(Records excerpted from a collection)
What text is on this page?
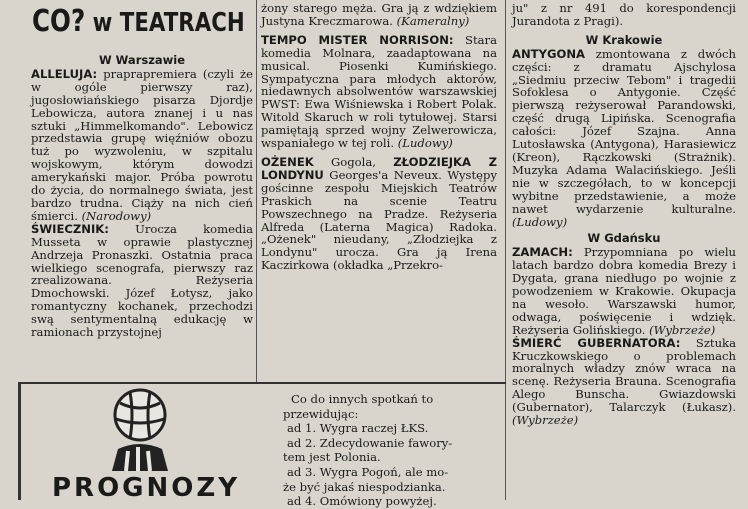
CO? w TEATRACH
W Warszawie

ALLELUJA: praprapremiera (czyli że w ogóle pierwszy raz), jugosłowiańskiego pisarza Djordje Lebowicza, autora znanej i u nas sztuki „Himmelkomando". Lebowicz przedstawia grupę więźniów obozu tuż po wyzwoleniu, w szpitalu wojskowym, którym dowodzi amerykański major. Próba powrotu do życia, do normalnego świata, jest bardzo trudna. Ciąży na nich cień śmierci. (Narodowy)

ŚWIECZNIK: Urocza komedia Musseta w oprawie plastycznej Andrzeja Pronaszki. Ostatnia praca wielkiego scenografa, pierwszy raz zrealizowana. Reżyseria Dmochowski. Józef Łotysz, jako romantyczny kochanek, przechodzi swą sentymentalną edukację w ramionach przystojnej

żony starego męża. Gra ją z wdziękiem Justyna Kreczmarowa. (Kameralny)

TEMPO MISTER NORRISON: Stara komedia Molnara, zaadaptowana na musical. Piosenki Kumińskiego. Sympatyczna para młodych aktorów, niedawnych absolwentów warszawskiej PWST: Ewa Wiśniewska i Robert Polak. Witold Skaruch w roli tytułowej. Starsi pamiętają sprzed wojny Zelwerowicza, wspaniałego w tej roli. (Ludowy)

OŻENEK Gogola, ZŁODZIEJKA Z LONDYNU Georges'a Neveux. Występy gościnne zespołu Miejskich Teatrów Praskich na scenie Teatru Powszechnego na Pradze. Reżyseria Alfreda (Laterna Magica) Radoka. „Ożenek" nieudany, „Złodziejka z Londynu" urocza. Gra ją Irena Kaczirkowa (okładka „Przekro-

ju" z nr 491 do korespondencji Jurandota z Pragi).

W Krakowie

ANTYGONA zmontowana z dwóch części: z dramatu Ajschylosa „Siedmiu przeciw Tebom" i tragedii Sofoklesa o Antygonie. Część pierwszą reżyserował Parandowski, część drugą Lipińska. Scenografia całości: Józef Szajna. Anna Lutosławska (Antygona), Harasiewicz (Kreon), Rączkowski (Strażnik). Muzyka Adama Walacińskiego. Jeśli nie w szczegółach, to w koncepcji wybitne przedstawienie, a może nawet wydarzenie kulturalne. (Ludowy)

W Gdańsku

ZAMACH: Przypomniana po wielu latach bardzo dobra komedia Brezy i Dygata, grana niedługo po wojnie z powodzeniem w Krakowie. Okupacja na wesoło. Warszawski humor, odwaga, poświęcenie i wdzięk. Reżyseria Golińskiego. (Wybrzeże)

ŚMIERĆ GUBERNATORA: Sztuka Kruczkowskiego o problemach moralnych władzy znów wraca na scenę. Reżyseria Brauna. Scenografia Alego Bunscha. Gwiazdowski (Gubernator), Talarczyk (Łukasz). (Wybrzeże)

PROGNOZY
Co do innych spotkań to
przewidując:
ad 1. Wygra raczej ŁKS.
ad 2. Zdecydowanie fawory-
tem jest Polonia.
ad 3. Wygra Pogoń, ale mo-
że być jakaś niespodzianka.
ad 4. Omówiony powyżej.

WHAT IS EXPECTED: Each record above should come back exactly the same, only without its pictures.

SOLUTION TO THIS PROBLEM:
What text is on this page?
CO? w TEATRACH
W Warszawie

ALLELUJA: praprapremiera (czyli że w ogóle pierwszy raz), jugosłowiańskiego pisarza Djordje Lebowicza, autora znanej i u nas sztuki „Himmelkomando". Lebowicz przedstawia grupę więźniów obozu tuż po wyzwoleniu, w szpitalu wojskowym, którym dowodzi amerykański major. Próba powrotu do życia, do normalnego świata, jest bardzo trudna. Ciąży na nich cień śmierci. (Narodowy)

ŚWIECZNIK: Urocza komedia Musseta w oprawie plastycznej Andrzeja Pronaszki. Ostatnia praca wielkiego scenografa, pierwszy raz zrealizowana. Reżyseria Dmochowski. Józef Łotysz, jako romantyczny kochanek, przechodzi swą sentymentalną edukację w ramionach przystojnej

żony starego męża. Gra ją z wdziękiem Justyna Kreczmarowa. (Kameralny)

TEMPO MISTER NORRISON: Stara komedia Molnara, zaadaptowana na musical. Piosenki Kumińskiego. Sympatyczna para młodych aktorów, niedawnych absolwentów warszawskiej PWST: Ewa Wiśniewska i Robert Polak. Witold Skaruch w roli tytułowej. Starsi pamiętają sprzed wojny Zelwerowicza, wspaniałego w tej roli. (Ludowy)

OŻENEK Gogola, ZŁODZIEJKA Z LONDYNU Georges'a Neveux. Występy gościnne zespołu Miejskich Teatrów Praskich na scenie Teatru Powszechnego na Pradze. Reżyseria Alfreda (Laterna Magica) Radoka. „Ożenek" nieudany, „Złodziejka z Londynu" urocza. Gra ją Irena Kaczirkowa (okładka „Przekro-

ju" z nr 491 do korespondencji Jurandota z Pragi).

W Krakowie

ANTYGONA zmontowana z dwóch części: z dramatu Ajschylosa „Siedmiu przeciw Tebom" i tragedii Sofoklesa o Antygonie. Część pierwszą reżyserował Parandowski, część drugą Lipińska. Scenografia całości: Józef Szajna. Anna Lutosławska (Antygona), Harasiewicz (Kreon), Rączkowski (Strażnik). Muzyka Adama Walacińskiego. Jeśli nie w szczegółach, to w koncepcji wybitne przedstawienie, a może nawet wydarzenie kulturalne. (Ludowy)

W Gdańsku

ZAMACH: Przypomniana po wielu latach bardzo dobra komedia Brezy i Dygata, grana niedługo po wojnie z powodzeniem w Krakowie. Okupacja na wesoło. Warszawski humor, odwaga, poświęcenie i wdzięk. Reżyseria Golińskiego. (Wybrzeże)

ŚMIERĆ GUBERNATORA: Sztuka Kruczkowskiego o problemach moralnych władzy znów wraca na scenę. Reżyseria Brauna. Scenografia Alego Bunscha. Gwiazdowski (Gubernator), Talarczyk (Łukasz). (Wybrzeże)

PROGNOZY
Co do innych spotkań to
przewidując:
ad 1. Wygra raczej ŁKS.
ad 2. Zdecydowanie fawory-
tem jest Polonia.
ad 3. Wygra Pogoń, ale mo-
że być jakaś niespodzianka.
ad 4. Omówiony powyżej.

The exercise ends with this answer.